**Supplied data**

● ● ●

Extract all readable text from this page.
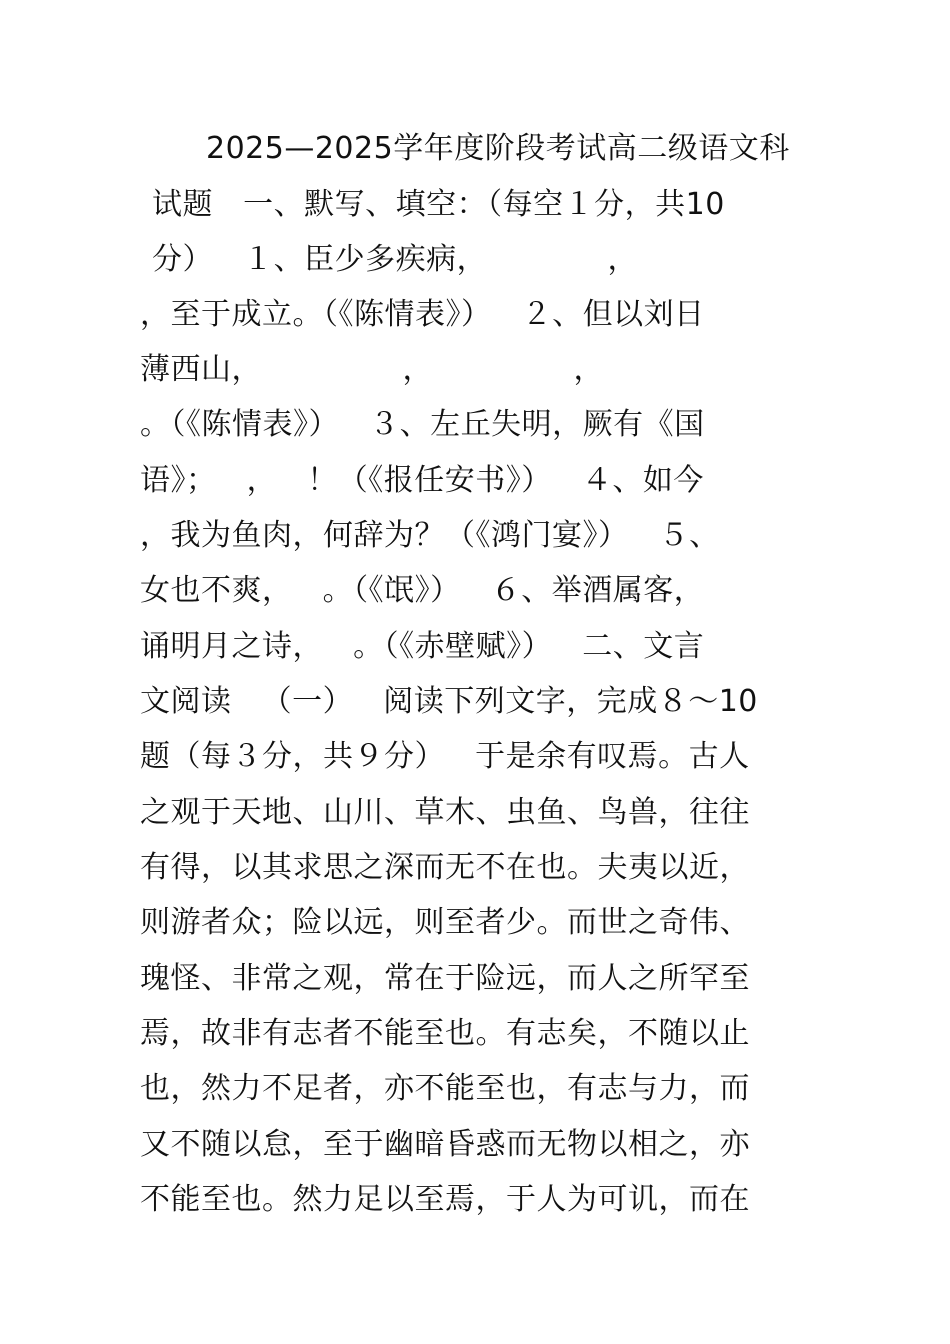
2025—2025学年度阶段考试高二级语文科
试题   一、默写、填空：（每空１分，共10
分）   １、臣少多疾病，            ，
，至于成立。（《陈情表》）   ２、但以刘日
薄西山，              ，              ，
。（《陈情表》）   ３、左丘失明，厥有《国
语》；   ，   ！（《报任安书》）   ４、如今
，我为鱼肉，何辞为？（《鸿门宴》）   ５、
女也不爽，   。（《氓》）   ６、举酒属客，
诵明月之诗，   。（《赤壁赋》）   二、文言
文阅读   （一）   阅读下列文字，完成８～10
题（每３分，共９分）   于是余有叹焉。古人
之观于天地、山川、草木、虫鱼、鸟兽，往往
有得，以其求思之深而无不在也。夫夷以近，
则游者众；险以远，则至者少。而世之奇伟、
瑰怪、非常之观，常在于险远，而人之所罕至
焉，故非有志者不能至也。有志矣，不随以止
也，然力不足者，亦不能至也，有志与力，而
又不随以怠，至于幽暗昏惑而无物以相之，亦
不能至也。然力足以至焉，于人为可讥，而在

● ● ●

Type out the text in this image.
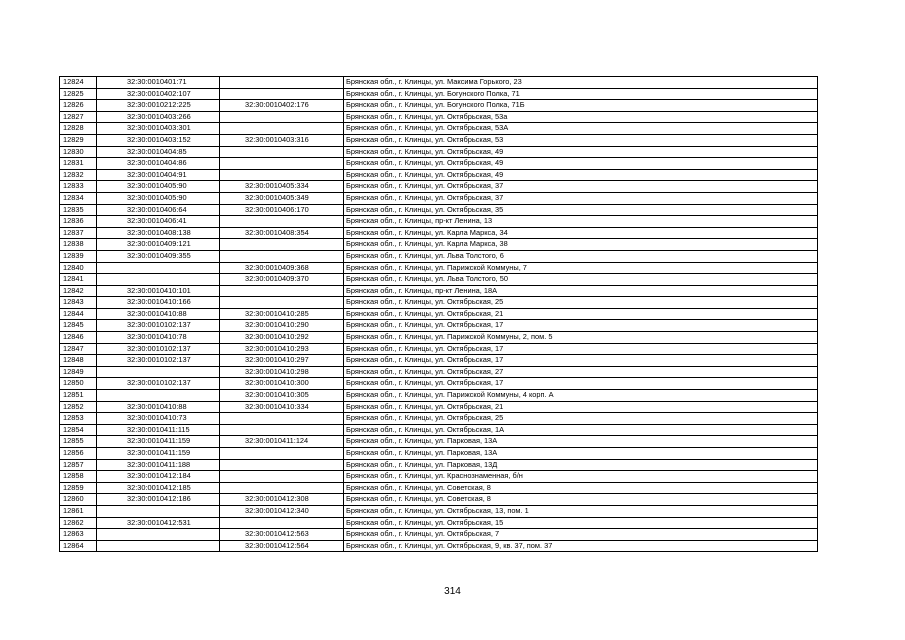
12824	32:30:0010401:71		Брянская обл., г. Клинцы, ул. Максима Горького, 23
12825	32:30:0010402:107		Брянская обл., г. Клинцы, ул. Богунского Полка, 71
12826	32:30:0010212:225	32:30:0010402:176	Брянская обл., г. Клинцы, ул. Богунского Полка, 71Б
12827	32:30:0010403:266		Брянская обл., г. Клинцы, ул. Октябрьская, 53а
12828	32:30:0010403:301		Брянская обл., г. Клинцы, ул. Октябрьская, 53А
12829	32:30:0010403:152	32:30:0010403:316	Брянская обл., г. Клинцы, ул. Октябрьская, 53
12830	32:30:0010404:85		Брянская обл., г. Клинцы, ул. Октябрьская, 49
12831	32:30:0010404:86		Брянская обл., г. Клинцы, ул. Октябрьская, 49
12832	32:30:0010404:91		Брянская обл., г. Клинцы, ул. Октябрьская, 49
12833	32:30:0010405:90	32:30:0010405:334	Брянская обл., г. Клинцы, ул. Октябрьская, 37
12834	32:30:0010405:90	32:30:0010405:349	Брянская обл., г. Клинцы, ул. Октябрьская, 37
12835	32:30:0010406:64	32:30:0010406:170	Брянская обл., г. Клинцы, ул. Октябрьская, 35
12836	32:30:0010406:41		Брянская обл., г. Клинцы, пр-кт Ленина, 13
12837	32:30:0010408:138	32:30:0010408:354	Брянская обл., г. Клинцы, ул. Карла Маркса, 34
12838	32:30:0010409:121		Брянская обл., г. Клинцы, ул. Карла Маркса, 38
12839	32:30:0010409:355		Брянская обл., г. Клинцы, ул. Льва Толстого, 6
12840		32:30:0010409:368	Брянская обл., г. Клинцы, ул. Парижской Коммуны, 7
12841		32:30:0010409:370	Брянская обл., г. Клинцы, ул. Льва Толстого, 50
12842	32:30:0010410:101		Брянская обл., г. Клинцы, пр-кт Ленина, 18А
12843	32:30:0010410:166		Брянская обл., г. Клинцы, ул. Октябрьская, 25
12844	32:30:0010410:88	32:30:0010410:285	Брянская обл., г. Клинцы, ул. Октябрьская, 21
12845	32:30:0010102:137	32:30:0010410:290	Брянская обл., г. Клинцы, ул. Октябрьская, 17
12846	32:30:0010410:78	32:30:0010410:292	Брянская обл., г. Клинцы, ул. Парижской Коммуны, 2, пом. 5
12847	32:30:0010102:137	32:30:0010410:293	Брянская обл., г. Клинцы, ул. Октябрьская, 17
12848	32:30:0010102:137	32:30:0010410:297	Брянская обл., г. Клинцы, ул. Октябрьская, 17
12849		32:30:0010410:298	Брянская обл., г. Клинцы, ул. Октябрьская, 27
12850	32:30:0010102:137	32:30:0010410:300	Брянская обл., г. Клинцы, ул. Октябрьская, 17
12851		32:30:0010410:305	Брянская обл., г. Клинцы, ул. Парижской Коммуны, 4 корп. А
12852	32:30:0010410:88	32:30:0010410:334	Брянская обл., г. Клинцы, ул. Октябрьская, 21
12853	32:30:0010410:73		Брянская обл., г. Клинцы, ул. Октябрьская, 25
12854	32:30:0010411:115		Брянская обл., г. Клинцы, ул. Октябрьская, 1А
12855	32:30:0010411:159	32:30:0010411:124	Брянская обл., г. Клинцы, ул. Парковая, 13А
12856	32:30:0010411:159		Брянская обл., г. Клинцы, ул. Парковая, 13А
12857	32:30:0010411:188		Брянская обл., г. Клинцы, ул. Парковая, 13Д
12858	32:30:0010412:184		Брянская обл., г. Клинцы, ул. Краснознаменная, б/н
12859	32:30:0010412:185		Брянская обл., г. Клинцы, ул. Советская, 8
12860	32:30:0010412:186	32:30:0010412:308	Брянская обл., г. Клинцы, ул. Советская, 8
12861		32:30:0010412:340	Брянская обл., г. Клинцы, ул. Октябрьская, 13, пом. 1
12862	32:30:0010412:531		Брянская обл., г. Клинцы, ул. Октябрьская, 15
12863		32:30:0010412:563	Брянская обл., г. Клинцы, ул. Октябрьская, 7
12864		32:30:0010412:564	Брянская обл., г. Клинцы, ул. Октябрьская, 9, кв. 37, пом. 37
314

● ● ●

**Exercise**
From the entries above, list each line with "Коммуны" in it.

**Completed task**
12840		32:30:0010409:368	Брянская обл., г. Клинцы, ул. Парижской Коммуны, 7
12846	32:30:0010410:78	32:30:0010410:292	Брянская обл., г. Клинцы, ул. Парижской Коммуны, 2, пом. 5
12851		32:30:0010410:305	Брянская обл., г. Клинцы, ул. Парижской Коммуны, 4 корп. А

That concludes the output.